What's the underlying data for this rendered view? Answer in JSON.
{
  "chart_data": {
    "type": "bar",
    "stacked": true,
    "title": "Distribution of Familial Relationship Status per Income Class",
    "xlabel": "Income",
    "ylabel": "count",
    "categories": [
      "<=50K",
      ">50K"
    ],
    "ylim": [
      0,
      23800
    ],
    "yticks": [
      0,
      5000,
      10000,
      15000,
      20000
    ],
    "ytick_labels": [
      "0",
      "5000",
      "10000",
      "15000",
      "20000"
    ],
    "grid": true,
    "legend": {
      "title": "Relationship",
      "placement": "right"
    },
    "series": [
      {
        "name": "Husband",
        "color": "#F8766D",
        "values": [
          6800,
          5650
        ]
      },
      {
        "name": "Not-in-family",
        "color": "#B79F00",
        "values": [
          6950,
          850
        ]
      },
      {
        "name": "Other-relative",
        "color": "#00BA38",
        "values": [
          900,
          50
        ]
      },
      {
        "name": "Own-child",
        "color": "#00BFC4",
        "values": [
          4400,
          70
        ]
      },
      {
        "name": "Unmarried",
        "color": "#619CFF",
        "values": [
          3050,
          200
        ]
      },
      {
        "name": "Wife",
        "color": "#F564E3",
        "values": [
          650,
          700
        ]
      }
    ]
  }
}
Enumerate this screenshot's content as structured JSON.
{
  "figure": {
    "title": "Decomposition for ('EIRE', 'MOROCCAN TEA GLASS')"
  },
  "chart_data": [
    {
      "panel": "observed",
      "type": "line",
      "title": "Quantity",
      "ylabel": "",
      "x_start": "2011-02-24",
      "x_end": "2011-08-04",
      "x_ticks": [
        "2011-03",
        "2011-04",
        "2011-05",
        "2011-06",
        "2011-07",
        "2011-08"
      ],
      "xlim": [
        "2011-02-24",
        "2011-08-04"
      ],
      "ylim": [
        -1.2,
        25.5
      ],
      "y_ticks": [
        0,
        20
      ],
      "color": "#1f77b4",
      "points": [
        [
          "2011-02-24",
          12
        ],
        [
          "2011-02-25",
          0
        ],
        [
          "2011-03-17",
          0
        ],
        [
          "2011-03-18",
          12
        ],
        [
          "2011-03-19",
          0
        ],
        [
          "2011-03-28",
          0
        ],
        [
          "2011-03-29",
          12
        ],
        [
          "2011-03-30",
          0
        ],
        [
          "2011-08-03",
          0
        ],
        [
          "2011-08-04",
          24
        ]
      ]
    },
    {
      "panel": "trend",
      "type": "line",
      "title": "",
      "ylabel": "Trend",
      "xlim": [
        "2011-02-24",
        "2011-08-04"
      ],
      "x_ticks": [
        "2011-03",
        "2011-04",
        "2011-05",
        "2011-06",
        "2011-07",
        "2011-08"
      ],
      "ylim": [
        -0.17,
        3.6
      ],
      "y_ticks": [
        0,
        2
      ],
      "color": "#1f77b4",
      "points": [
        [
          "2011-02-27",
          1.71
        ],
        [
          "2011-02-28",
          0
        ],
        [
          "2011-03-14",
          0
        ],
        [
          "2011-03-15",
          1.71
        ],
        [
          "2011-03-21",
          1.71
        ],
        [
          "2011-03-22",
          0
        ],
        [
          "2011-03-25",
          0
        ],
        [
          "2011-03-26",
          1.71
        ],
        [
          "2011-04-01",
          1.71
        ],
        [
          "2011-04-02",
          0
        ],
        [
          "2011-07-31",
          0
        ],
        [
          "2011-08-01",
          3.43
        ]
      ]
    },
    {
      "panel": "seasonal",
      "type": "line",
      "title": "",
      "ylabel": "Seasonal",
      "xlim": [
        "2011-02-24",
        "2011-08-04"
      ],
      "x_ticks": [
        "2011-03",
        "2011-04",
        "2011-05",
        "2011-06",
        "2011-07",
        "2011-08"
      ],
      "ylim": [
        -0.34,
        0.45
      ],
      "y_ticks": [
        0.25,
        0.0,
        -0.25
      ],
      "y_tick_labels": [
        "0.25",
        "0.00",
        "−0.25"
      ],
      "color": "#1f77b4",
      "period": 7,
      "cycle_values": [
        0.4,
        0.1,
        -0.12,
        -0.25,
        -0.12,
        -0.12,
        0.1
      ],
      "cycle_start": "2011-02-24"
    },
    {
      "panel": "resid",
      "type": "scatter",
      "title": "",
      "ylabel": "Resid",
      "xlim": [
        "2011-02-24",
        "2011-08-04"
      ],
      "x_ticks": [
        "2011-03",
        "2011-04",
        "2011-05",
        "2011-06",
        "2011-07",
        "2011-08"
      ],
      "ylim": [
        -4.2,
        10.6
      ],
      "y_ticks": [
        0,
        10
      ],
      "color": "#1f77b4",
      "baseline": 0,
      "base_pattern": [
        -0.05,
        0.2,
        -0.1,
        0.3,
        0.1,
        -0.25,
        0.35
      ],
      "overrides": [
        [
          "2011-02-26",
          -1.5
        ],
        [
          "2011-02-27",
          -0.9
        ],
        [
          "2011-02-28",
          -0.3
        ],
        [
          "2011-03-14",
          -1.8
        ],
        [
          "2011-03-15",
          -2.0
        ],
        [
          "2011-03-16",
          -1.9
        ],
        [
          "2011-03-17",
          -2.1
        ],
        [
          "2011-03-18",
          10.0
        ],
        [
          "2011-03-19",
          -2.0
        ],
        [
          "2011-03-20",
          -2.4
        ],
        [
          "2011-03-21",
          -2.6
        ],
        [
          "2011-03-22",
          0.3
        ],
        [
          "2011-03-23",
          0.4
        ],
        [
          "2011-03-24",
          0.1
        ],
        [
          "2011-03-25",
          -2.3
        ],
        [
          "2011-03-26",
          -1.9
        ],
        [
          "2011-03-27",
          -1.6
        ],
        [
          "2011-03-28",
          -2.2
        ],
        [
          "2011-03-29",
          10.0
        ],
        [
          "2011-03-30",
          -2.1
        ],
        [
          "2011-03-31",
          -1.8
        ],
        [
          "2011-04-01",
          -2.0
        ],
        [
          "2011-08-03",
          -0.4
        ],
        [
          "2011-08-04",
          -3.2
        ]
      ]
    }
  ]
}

_ _ _

* _Your goal_
Produce an exact copy of all the records.

* _Correct response_
What's the underlying data for this rendered view? Answer in JSON.
{
  "chart_data": {
    "type": "bar",
    "stacked": true,
    "title": "Distribution of Familial Relationship Status per Income Class",
    "xlabel": "Income",
    "ylabel": "count",
    "categories": [
      "<=50K",
      ">50K"
    ],
    "ylim": [
      0,
      23800
    ],
    "yticks": [
      0,
      5000,
      10000,
      15000,
      20000
    ],
    "ytick_labels": [
      "0",
      "5000",
      "10000",
      "15000",
      "20000"
    ],
    "grid": true,
    "legend": {
      "title": "Relationship",
      "placement": "right"
    },
    "series": [
      {
        "name": "Husband",
        "color": "#F8766D",
        "values": [
          6800,
          5650
        ]
      },
      {
        "name": "Not-in-family",
        "color": "#B79F00",
        "values": [
          6950,
          850
        ]
      },
      {
        "name": "Other-relative",
        "color": "#00BA38",
        "values": [
          900,
          50
        ]
      },
      {
        "name": "Own-child",
        "color": "#00BFC4",
        "values": [
          4400,
          70
        ]
      },
      {
        "name": "Unmarried",
        "color": "#619CFF",
        "values": [
          3050,
          200
        ]
      },
      {
        "name": "Wife",
        "color": "#F564E3",
        "values": [
          650,
          700
        ]
      }
    ]
  }
}
Enumerate this screenshot's content as structured JSON.
{
  "figure": {
    "title": "Decomposition for ('EIRE', 'MOROCCAN TEA GLASS')"
  },
  "chart_data": [
    {
      "panel": "observed",
      "type": "line",
      "title": "Quantity",
      "ylabel": "",
      "x_start": "2011-02-24",
      "x_end": "2011-08-04",
      "x_ticks": [
        "2011-03",
        "2011-04",
        "2011-05",
        "2011-06",
        "2011-07",
        "2011-08"
      ],
      "xlim": [
        "2011-02-24",
        "2011-08-04"
      ],
      "ylim": [
        -1.2,
        25.5
      ],
      "y_ticks": [
        0,
        20
      ],
      "color": "#1f77b4",
      "points": [
        [
          "2011-02-24",
          12
        ],
        [
          "2011-02-25",
          0
        ],
        [
          "2011-03-17",
          0
        ],
        [
          "2011-03-18",
          12
        ],
        [
          "2011-03-19",
          0
        ],
        [
          "2011-03-28",
          0
        ],
        [
          "2011-03-29",
          12
        ],
        [
          "2011-03-30",
          0
        ],
        [
          "2011-08-03",
          0
        ],
        [
          "2011-08-04",
          24
        ]
      ]
    },
    {
      "panel": "trend",
      "type": "line",
      "title": "",
      "ylabel": "Trend",
      "xlim": [
        "2011-02-24",
        "2011-08-04"
      ],
      "x_ticks": [
        "2011-03",
        "2011-04",
        "2011-05",
        "2011-06",
        "2011-07",
        "2011-08"
      ],
      "ylim": [
        -0.17,
        3.6
      ],
      "y_ticks": [
        0,
        2
      ],
      "color": "#1f77b4",
      "points": [
        [
          "2011-02-27",
          1.71
        ],
        [
          "2011-02-28",
          0
        ],
        [
          "2011-03-14",
          0
        ],
        [
          "2011-03-15",
          1.71
        ],
        [
          "2011-03-21",
          1.71
        ],
        [
          "2011-03-22",
          0
        ],
        [
          "2011-03-25",
          0
        ],
        [
          "2011-03-26",
          1.71
        ],
        [
          "2011-04-01",
          1.71
        ],
        [
          "2011-04-02",
          0
        ],
        [
          "2011-07-31",
          0
        ],
        [
          "2011-08-01",
          3.43
        ]
      ]
    },
    {
      "panel": "seasonal",
      "type": "line",
      "title": "",
      "ylabel": "Seasonal",
      "xlim": [
        "2011-02-24",
        "2011-08-04"
      ],
      "x_ticks": [
        "2011-03",
        "2011-04",
        "2011-05",
        "2011-06",
        "2011-07",
        "2011-08"
      ],
      "ylim": [
        -0.34,
        0.45
      ],
      "y_ticks": [
        0.25,
        0.0,
        -0.25
      ],
      "y_tick_labels": [
        "0.25",
        "0.00",
        "−0.25"
      ],
      "color": "#1f77b4",
      "period": 7,
      "cycle_values": [
        0.4,
        0.1,
        -0.12,
        -0.25,
        -0.12,
        -0.12,
        0.1
      ],
      "cycle_start": "2011-02-24"
    },
    {
      "panel": "resid",
      "type": "scatter",
      "title": "",
      "ylabel": "Resid",
      "xlim": [
        "2011-02-24",
        "2011-08-04"
      ],
      "x_ticks": [
        "2011-03",
        "2011-04",
        "2011-05",
        "2011-06",
        "2011-07",
        "2011-08"
      ],
      "ylim": [
        -4.2,
        10.6
      ],
      "y_ticks": [
        0,
        10
      ],
      "color": "#1f77b4",
      "baseline": 0,
      "base_pattern": [
        -0.05,
        0.2,
        -0.1,
        0.3,
        0.1,
        -0.25,
        0.35
      ],
      "overrides": [
        [
          "2011-02-26",
          -1.5
        ],
        [
          "2011-02-27",
          -0.9
        ],
        [
          "2011-02-28",
          -0.3
        ],
        [
          "2011-03-14",
          -1.8
        ],
        [
          "2011-03-15",
          -2.0
        ],
        [
          "2011-03-16",
          -1.9
        ],
        [
          "2011-03-17",
          -2.1
        ],
        [
          "2011-03-18",
          10.0
        ],
        [
          "2011-03-19",
          -2.0
        ],
        [
          "2011-03-20",
          -2.4
        ],
        [
          "2011-03-21",
          -2.6
        ],
        [
          "2011-03-22",
          0.3
        ],
        [
          "2011-03-23",
          0.4
        ],
        [
          "2011-03-24",
          0.1
        ],
        [
          "2011-03-25",
          -2.3
        ],
        [
          "2011-03-26",
          -1.9
        ],
        [
          "2011-03-27",
          -1.6
        ],
        [
          "2011-03-28",
          -2.2
        ],
        [
          "2011-03-29",
          10.0
        ],
        [
          "2011-03-30",
          -2.1
        ],
        [
          "2011-03-31",
          -1.8
        ],
        [
          "2011-04-01",
          -2.0
        ],
        [
          "2011-08-03",
          -0.4
        ],
        [
          "2011-08-04",
          -3.2
        ]
      ]
    }
  ]
}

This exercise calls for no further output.